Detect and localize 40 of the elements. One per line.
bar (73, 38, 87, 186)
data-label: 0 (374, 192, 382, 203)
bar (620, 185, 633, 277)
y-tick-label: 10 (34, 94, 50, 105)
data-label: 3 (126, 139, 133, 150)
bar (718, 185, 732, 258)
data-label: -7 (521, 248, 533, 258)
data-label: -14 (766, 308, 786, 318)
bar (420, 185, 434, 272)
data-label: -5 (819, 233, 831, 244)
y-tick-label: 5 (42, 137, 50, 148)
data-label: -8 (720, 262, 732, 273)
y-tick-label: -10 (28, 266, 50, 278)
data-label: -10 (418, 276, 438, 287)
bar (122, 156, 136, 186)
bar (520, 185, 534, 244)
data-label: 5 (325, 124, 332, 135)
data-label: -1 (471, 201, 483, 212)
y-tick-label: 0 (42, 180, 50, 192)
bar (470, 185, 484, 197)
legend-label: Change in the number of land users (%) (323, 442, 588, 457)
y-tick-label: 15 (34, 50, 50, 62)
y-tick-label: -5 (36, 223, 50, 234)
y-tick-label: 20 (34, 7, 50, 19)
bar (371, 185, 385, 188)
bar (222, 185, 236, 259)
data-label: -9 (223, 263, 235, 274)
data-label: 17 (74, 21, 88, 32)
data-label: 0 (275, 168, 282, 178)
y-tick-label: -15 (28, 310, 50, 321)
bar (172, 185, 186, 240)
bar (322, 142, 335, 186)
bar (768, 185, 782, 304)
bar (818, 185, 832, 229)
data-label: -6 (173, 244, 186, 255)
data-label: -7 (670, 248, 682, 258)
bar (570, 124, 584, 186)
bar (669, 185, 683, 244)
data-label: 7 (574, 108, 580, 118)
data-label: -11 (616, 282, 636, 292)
-*-*-
#### TASK DETAILS
Rewrite the lines above, changing every "data-label" to "value-label" and leaving everything else unchanged.

#### RESULT OF THE TASK
Detect and localize 40 of the elements. One per line.
bar (73, 38, 87, 186)
value-label: 0 (374, 192, 382, 203)
bar (620, 185, 633, 277)
y-tick-label: 10 (34, 94, 50, 105)
value-label: 3 (126, 139, 133, 150)
bar (718, 185, 732, 258)
value-label: -7 (521, 248, 533, 258)
value-label: -14 (766, 308, 786, 318)
bar (420, 185, 434, 272)
value-label: -5 (819, 233, 831, 244)
y-tick-label: 5 (42, 137, 50, 148)
value-label: -8 (720, 262, 732, 273)
y-tick-label: -10 (28, 266, 50, 278)
value-label: -10 (418, 276, 438, 287)
bar (122, 156, 136, 186)
bar (520, 185, 534, 244)
value-label: 5 (325, 124, 332, 135)
value-label: -1 (471, 201, 483, 212)
y-tick-label: 0 (42, 180, 50, 192)
bar (470, 185, 484, 197)
legend-label: Change in the number of land users (%) (323, 442, 588, 457)
y-tick-label: 15 (34, 50, 50, 62)
y-tick-label: -5 (36, 223, 50, 234)
y-tick-label: 20 (34, 7, 50, 19)
bar (371, 185, 385, 188)
bar (222, 185, 236, 259)
value-label: -9 (223, 263, 235, 274)
value-label: 17 (74, 21, 88, 32)
value-label: 0 (275, 168, 282, 178)
y-tick-label: -15 (28, 310, 50, 321)
bar (172, 185, 186, 240)
bar (322, 142, 335, 186)
bar (768, 185, 782, 304)
bar (818, 185, 832, 229)
value-label: -6 (173, 244, 186, 255)
value-label: -7 (670, 248, 682, 258)
bar (570, 124, 584, 186)
bar (669, 185, 683, 244)
value-label: 7 (574, 108, 580, 118)
value-label: -11 (616, 282, 636, 292)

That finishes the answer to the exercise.